> PROMPT:
Repeat each line word for word.

[Stored records]
-----

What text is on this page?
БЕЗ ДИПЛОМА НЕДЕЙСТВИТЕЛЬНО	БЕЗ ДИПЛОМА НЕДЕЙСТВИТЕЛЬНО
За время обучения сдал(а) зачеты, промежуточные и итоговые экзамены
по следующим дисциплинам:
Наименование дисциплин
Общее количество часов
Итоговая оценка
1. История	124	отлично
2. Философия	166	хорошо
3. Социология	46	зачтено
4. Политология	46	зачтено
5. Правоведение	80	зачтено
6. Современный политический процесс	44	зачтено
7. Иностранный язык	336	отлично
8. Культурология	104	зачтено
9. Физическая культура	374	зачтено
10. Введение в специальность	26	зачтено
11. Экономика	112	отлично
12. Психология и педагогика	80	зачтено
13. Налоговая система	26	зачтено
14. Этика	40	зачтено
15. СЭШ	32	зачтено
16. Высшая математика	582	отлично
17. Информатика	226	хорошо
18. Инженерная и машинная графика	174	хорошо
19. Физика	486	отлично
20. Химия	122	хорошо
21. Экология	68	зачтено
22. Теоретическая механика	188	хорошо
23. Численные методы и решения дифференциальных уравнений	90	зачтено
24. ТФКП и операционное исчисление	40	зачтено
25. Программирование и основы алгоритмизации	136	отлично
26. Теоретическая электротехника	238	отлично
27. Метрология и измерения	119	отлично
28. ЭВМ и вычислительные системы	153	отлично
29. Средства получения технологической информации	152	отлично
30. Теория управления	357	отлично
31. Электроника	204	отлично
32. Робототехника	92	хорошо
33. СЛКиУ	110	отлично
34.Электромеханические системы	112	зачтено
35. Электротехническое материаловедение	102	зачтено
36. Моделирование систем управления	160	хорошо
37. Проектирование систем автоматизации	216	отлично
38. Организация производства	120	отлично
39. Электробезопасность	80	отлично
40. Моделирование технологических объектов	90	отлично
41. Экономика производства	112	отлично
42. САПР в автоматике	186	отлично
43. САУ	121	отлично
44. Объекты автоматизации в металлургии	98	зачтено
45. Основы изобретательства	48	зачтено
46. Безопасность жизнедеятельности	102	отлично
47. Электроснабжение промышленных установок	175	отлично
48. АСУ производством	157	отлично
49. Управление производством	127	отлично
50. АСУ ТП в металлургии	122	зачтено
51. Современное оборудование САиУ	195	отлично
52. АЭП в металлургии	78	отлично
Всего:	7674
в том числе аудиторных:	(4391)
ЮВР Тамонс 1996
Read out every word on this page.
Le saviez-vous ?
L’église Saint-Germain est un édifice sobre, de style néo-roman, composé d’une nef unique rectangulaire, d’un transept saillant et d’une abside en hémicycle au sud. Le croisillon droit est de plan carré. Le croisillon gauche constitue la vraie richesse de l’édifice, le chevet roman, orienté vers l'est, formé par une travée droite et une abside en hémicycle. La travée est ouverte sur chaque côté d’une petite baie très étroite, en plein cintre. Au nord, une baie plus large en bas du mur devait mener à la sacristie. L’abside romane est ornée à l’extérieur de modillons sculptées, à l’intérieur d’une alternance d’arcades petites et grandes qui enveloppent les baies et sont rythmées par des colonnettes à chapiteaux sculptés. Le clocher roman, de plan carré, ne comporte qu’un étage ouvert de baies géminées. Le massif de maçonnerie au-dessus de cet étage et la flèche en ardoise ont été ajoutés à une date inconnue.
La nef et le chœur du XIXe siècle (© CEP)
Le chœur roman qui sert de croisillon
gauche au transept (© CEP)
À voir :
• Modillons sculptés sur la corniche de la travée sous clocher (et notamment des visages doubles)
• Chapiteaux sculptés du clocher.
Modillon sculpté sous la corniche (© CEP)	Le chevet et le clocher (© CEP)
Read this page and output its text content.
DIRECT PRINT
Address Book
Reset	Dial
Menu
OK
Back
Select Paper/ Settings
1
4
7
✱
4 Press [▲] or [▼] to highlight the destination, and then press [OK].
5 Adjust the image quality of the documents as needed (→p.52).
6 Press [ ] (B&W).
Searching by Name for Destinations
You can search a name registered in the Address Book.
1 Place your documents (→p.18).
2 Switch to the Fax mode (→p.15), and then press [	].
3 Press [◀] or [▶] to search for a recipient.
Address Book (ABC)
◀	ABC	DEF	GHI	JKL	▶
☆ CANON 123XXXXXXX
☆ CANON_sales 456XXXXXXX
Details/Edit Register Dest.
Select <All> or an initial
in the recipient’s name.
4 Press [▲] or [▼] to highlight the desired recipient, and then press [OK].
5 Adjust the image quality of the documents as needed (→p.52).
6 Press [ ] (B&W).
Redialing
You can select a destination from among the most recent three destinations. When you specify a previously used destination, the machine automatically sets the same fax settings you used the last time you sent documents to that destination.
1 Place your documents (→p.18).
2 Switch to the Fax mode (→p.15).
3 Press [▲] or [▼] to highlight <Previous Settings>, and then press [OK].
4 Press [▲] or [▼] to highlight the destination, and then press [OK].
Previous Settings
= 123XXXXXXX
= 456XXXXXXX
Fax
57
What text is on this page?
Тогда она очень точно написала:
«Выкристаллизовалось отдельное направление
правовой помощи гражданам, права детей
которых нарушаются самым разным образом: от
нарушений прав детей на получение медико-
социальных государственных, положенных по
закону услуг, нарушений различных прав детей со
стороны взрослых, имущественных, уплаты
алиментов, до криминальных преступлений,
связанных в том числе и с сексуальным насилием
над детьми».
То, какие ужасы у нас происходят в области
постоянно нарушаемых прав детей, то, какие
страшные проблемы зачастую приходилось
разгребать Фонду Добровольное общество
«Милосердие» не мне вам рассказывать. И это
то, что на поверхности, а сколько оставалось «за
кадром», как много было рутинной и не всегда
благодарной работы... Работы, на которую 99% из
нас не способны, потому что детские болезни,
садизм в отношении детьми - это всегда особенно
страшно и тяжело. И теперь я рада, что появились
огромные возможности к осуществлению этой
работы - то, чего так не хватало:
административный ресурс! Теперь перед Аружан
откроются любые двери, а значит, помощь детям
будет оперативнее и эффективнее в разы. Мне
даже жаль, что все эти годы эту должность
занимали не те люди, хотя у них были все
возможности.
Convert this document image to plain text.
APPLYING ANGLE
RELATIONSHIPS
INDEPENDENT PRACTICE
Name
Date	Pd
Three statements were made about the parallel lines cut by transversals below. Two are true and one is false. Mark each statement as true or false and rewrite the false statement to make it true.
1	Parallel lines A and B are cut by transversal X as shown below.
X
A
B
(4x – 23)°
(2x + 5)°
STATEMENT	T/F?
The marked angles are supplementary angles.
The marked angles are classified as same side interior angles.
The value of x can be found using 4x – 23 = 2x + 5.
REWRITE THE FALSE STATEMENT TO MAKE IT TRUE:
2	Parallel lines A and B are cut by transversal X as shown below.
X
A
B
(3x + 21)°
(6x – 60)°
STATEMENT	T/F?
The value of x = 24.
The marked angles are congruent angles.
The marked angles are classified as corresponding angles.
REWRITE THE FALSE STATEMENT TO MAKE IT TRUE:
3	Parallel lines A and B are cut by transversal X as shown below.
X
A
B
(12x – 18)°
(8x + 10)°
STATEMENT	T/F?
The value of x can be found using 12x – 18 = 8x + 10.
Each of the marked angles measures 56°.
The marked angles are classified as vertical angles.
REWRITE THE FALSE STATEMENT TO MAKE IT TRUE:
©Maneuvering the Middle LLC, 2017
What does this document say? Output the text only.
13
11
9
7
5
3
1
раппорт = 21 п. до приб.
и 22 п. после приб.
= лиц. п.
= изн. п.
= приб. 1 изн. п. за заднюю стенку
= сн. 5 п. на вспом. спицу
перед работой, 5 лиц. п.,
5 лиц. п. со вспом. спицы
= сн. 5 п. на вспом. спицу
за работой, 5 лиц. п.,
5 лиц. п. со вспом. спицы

-----

> EXERCISE OUTPUT:
What text is on this page?
БЕЗ ДИПЛОМА НЕДЕЙСТВИТЕЛЬНО	БЕЗ ДИПЛОМА НЕДЕЙСТВИТЕЛЬНО
За время обучения сдал(а) зачеты, промежуточные и итоговые экзамены
по следующим дисциплинам:
Наименование дисциплин
Общее количество часов
Итоговая оценка
1. История	124	отлично
2. Философия	166	хорошо
3. Социология	46	зачтено
4. Политология	46	зачтено
5. Правоведение	80	зачтено
6. Современный политический процесс	44	зачтено
7. Иностранный язык	336	отлично
8. Культурология	104	зачтено
9. Физическая культура	374	зачтено
10. Введение в специальность	26	зачтено
11. Экономика	112	отлично
12. Психология и педагогика	80	зачтено
13. Налоговая система	26	зачтено
14. Этика	40	зачтено
15. СЭШ	32	зачтено
16. Высшая математика	582	отлично
17. Информатика	226	хорошо
18. Инженерная и машинная графика	174	хорошо
19. Физика	486	отлично
20. Химия	122	хорошо
21. Экология	68	зачтено
22. Теоретическая механика	188	хорошо
23. Численные методы и решения дифференциальных уравнений	90	зачтено
24. ТФКП и операционное исчисление	40	зачтено
25. Программирование и основы алгоритмизации	136	отлично
26. Теоретическая электротехника	238	отлично
27. Метрология и измерения	119	отлично
28. ЭВМ и вычислительные системы	153	отлично
29. Средства получения технологической информации	152	отлично
30. Теория управления	357	отлично
31. Электроника	204	отлично
32. Робототехника	92	хорошо
33. СЛКиУ	110	отлично
34.Электромеханические системы	112	зачтено
35. Электротехническое материаловедение	102	зачтено
36. Моделирование систем управления	160	хорошо
37. Проектирование систем автоматизации	216	отлично
38. Организация производства	120	отлично
39. Электробезопасность	80	отлично
40. Моделирование технологических объектов	90	отлично
41. Экономика производства	112	отлично
42. САПР в автоматике	186	отлично
43. САУ	121	отлично
44. Объекты автоматизации в металлургии	98	зачтено
45. Основы изобретательства	48	зачтено
46. Безопасность жизнедеятельности	102	отлично
47. Электроснабжение промышленных установок	175	отлично
48. АСУ производством	157	отлично
49. Управление производством	127	отлично
50. АСУ ТП в металлургии	122	зачтено
51. Современное оборудование САиУ	195	отлично
52. АЭП в металлургии	78	отлично
Всего:	7674
в том числе аудиторных:	(4391)
ЮВР Тамонс 1996
Read out every word on this page.
Le saviez-vous ?
L’église Saint-Germain est un édifice sobre, de style néo-roman, composé d’une nef unique rectangulaire, d’un transept saillant et d’une abside en hémicycle au sud. Le croisillon droit est de plan carré. Le croisillon gauche constitue la vraie richesse de l’édifice, le chevet roman, orienté vers l'est, formé par une travée droite et une abside en hémicycle. La travée est ouverte sur chaque côté d’une petite baie très étroite, en plein cintre. Au nord, une baie plus large en bas du mur devait mener à la sacristie. L’abside romane est ornée à l’extérieur de modillons sculptées, à l’intérieur d’une alternance d’arcades petites et grandes qui enveloppent les baies et sont rythmées par des colonnettes à chapiteaux sculptés. Le clocher roman, de plan carré, ne comporte qu’un étage ouvert de baies géminées. Le massif de maçonnerie au-dessus de cet étage et la flèche en ardoise ont été ajoutés à une date inconnue.
La nef et le chœur du XIXe siècle (© CEP)
Le chœur roman qui sert de croisillon
gauche au transept (© CEP)
À voir :
• Modillons sculptés sur la corniche de la travée sous clocher (et notamment des visages doubles)
• Chapiteaux sculptés du clocher.
Modillon sculpté sous la corniche (© CEP)	Le chevet et le clocher (© CEP)
Read this page and output its text content.
DIRECT PRINT
Address Book
Reset	Dial
Menu
OK
Back
Select Paper/ Settings
1
4
7
✱
4 Press [▲] or [▼] to highlight the destination, and then press [OK].
5 Adjust the image quality of the documents as needed (→p.52).
6 Press [ ] (B&W).
Searching by Name for Destinations
You can search a name registered in the Address Book.
1 Place your documents (→p.18).
2 Switch to the Fax mode (→p.15), and then press [	].
3 Press [◀] or [▶] to search for a recipient.
Address Book (ABC)
◀	ABC	DEF	GHI	JKL	▶
☆ CANON 123XXXXXXX
☆ CANON_sales 456XXXXXXX
Details/Edit Register Dest.
Select <All> or an initial
in the recipient’s name.
4 Press [▲] or [▼] to highlight the desired recipient, and then press [OK].
5 Adjust the image quality of the documents as needed (→p.52).
6 Press [ ] (B&W).
Redialing
You can select a destination from among the most recent three destinations. When you specify a previously used destination, the machine automatically sets the same fax settings you used the last time you sent documents to that destination.
1 Place your documents (→p.18).
2 Switch to the Fax mode (→p.15).
3 Press [▲] or [▼] to highlight <Previous Settings>, and then press [OK].
4 Press [▲] or [▼] to highlight the destination, and then press [OK].
Previous Settings
= 123XXXXXXX
= 456XXXXXXX
Fax
57
What text is on this page?
Тогда она очень точно написала:
«Выкристаллизовалось отдельное направление
правовой помощи гражданам, права детей
которых нарушаются самым разным образом: от
нарушений прав детей на получение медико-
социальных государственных, положенных по
закону услуг, нарушений различных прав детей со
стороны взрослых, имущественных, уплаты
алиментов, до криминальных преступлений,
связанных в том числе и с сексуальным насилием
над детьми».
То, какие ужасы у нас происходят в области
постоянно нарушаемых прав детей, то, какие
страшные проблемы зачастую приходилось
разгребать Фонду Добровольное общество
«Милосердие» не мне вам рассказывать. И это
то, что на поверхности, а сколько оставалось «за
кадром», как много было рутинной и не всегда
благодарной работы... Работы, на которую 99% из
нас не способны, потому что детские болезни,
садизм в отношении детьми - это всегда особенно
страшно и тяжело. И теперь я рада, что появились
огромные возможности к осуществлению этой
работы - то, чего так не хватало:
административный ресурс! Теперь перед Аружан
откроются любые двери, а значит, помощь детям
будет оперативнее и эффективнее в разы. Мне
даже жаль, что все эти годы эту должность
занимали не те люди, хотя у них были все
возможности.
Convert this document image to plain text.
APPLYING ANGLE
RELATIONSHIPS
INDEPENDENT PRACTICE
Name
Date	Pd
Three statements were made about the parallel lines cut by transversals below. Two are true and one is false. Mark each statement as true or false and rewrite the false statement to make it true.
1	Parallel lines A and B are cut by transversal X as shown below.
X
A
B
(4x – 23)°
(2x + 5)°
STATEMENT	T/F?
The marked angles are supplementary angles.
The marked angles are classified as same side interior angles.
The value of x can be found using 4x – 23 = 2x + 5.
REWRITE THE FALSE STATEMENT TO MAKE IT TRUE:
2	Parallel lines A and B are cut by transversal X as shown below.
X
A
B
(3x + 21)°
(6x – 60)°
STATEMENT	T/F?
The value of x = 24.
The marked angles are congruent angles.
The marked angles are classified as corresponding angles.
REWRITE THE FALSE STATEMENT TO MAKE IT TRUE:
3	Parallel lines A and B are cut by transversal X as shown below.
X
A
B
(12x – 18)°
(8x + 10)°
STATEMENT	T/F?
The value of x can be found using 12x – 18 = 8x + 10.
Each of the marked angles measures 56°.
The marked angles are classified as vertical angles.
REWRITE THE FALSE STATEMENT TO MAKE IT TRUE:
©Maneuvering the Middle LLC, 2017
What does this document say? Output the text only.
13
11
9
7
5
3
1
раппорт = 21 п. до приб.
и 22 п. после приб.
= лиц. п.
= изн. п.
= приб. 1 изн. п. за заднюю стенку
= сн. 5 п. на вспом. спицу
перед работой, 5 лиц. п.,
5 лиц. п. со вспом. спицы
= сн. 5 п. на вспом. спицу
за работой, 5 лиц. п.,
5 лиц. п. со вспом. спицы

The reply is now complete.